- [DATA SECTION]
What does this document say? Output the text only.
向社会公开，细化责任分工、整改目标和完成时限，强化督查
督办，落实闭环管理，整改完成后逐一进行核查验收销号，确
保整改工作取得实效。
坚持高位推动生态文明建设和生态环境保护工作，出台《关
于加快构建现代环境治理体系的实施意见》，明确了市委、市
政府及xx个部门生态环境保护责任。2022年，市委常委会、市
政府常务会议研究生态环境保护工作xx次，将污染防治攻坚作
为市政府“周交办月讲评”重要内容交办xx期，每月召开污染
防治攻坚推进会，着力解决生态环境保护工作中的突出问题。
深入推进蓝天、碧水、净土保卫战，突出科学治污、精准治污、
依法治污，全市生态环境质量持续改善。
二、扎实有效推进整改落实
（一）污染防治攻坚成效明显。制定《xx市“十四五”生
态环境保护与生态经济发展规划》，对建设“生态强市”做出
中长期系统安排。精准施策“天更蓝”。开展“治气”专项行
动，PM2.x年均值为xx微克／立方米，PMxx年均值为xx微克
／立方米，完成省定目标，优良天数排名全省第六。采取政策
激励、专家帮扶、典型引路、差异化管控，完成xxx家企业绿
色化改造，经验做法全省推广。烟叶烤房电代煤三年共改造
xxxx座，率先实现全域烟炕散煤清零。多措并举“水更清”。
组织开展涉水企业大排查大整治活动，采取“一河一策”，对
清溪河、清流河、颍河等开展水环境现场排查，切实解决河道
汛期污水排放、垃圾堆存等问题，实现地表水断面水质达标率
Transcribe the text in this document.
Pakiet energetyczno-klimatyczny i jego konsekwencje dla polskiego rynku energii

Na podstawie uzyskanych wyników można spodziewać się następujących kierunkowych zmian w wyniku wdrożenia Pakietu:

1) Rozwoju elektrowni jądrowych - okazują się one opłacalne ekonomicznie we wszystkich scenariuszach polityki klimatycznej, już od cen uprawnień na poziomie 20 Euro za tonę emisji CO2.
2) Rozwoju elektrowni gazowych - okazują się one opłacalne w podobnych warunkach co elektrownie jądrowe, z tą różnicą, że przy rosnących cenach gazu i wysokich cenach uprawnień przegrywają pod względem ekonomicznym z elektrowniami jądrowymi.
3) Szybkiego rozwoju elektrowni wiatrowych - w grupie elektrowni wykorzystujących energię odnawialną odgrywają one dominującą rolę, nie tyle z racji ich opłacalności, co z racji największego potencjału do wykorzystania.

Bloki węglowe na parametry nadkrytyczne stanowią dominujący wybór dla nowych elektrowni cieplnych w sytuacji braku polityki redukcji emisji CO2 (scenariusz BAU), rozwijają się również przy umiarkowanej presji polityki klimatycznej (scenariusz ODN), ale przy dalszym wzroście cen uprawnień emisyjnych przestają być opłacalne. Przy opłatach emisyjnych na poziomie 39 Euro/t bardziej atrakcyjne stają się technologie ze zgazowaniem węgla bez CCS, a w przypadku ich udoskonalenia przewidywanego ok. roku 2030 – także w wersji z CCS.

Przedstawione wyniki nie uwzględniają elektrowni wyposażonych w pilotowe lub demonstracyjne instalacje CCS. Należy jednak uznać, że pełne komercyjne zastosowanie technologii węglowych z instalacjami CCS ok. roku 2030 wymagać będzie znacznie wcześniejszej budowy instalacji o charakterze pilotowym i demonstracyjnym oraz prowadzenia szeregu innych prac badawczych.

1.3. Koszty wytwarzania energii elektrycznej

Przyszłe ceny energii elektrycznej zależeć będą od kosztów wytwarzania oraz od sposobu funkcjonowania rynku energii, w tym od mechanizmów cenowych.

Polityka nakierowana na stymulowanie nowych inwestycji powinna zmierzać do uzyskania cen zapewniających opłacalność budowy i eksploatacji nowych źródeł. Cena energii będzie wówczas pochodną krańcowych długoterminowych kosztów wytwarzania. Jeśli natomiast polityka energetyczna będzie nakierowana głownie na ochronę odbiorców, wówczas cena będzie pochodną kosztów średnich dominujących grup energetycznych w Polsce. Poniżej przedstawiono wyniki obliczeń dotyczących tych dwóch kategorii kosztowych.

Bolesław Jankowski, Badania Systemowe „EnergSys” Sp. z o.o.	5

- [SHORT PROBLEM]
Please return the data above exactly as given.

- [SOLVED PROBLEM]
What does this document say? Output the text only.
向社会公开，细化责任分工、整改目标和完成时限，强化督查
督办，落实闭环管理，整改完成后逐一进行核查验收销号，确
保整改工作取得实效。
坚持高位推动生态文明建设和生态环境保护工作，出台《关
于加快构建现代环境治理体系的实施意见》，明确了市委、市
政府及xx个部门生态环境保护责任。2022年，市委常委会、市
政府常务会议研究生态环境保护工作xx次，将污染防治攻坚作
为市政府“周交办月讲评”重要内容交办xx期，每月召开污染
防治攻坚推进会，着力解决生态环境保护工作中的突出问题。
深入推进蓝天、碧水、净土保卫战，突出科学治污、精准治污、
依法治污，全市生态环境质量持续改善。
二、扎实有效推进整改落实
（一）污染防治攻坚成效明显。制定《xx市“十四五”生
态环境保护与生态经济发展规划》，对建设“生态强市”做出
中长期系统安排。精准施策“天更蓝”。开展“治气”专项行
动，PM2.x年均值为xx微克／立方米，PMxx年均值为xx微克
／立方米，完成省定目标，优良天数排名全省第六。采取政策
激励、专家帮扶、典型引路、差异化管控，完成xxx家企业绿
色化改造，经验做法全省推广。烟叶烤房电代煤三年共改造
xxxx座，率先实现全域烟炕散煤清零。多措并举“水更清”。
组织开展涉水企业大排查大整治活动，采取“一河一策”，对
清溪河、清流河、颍河等开展水环境现场排查，切实解决河道
汛期污水排放、垃圾堆存等问题，实现地表水断面水质达标率
Transcribe the text in this document.
Pakiet energetyczno-klimatyczny i jego konsekwencje dla polskiego rynku energii

Na podstawie uzyskanych wyników można spodziewać się następujących kierunkowych zmian w wyniku wdrożenia Pakietu:

1) Rozwoju elektrowni jądrowych - okazują się one opłacalne ekonomicznie we wszystkich scenariuszach polityki klimatycznej, już od cen uprawnień na poziomie 20 Euro za tonę emisji CO2.
2) Rozwoju elektrowni gazowych - okazują się one opłacalne w podobnych warunkach co elektrownie jądrowe, z tą różnicą, że przy rosnących cenach gazu i wysokich cenach uprawnień przegrywają pod względem ekonomicznym z elektrowniami jądrowymi.
3) Szybkiego rozwoju elektrowni wiatrowych - w grupie elektrowni wykorzystujących energię odnawialną odgrywają one dominującą rolę, nie tyle z racji ich opłacalności, co z racji największego potencjału do wykorzystania.

Bloki węglowe na parametry nadkrytyczne stanowią dominujący wybór dla nowych elektrowni cieplnych w sytuacji braku polityki redukcji emisji CO2 (scenariusz BAU), rozwijają się również przy umiarkowanej presji polityki klimatycznej (scenariusz ODN), ale przy dalszym wzroście cen uprawnień emisyjnych przestają być opłacalne. Przy opłatach emisyjnych na poziomie 39 Euro/t bardziej atrakcyjne stają się technologie ze zgazowaniem węgla bez CCS, a w przypadku ich udoskonalenia przewidywanego ok. roku 2030 – także w wersji z CCS.

Przedstawione wyniki nie uwzględniają elektrowni wyposażonych w pilotowe lub demonstracyjne instalacje CCS. Należy jednak uznać, że pełne komercyjne zastosowanie technologii węglowych z instalacjami CCS ok. roku 2030 wymagać będzie znacznie wcześniejszej budowy instalacji o charakterze pilotowym i demonstracyjnym oraz prowadzenia szeregu innych prac badawczych.

1.3. Koszty wytwarzania energii elektrycznej

Przyszłe ceny energii elektrycznej zależeć będą od kosztów wytwarzania oraz od sposobu funkcjonowania rynku energii, w tym od mechanizmów cenowych.

Polityka nakierowana na stymulowanie nowych inwestycji powinna zmierzać do uzyskania cen zapewniających opłacalność budowy i eksploatacji nowych źródeł. Cena energii będzie wówczas pochodną krańcowych długoterminowych kosztów wytwarzania. Jeśli natomiast polityka energetyczna będzie nakierowana głownie na ochronę odbiorców, wówczas cena będzie pochodną kosztów średnich dominujących grup energetycznych w Polsce. Poniżej przedstawiono wyniki obliczeń dotyczących tych dwóch kategorii kosztowych.

Bolesław Jankowski, Badania Systemowe „EnergSys” Sp. z o.o.	5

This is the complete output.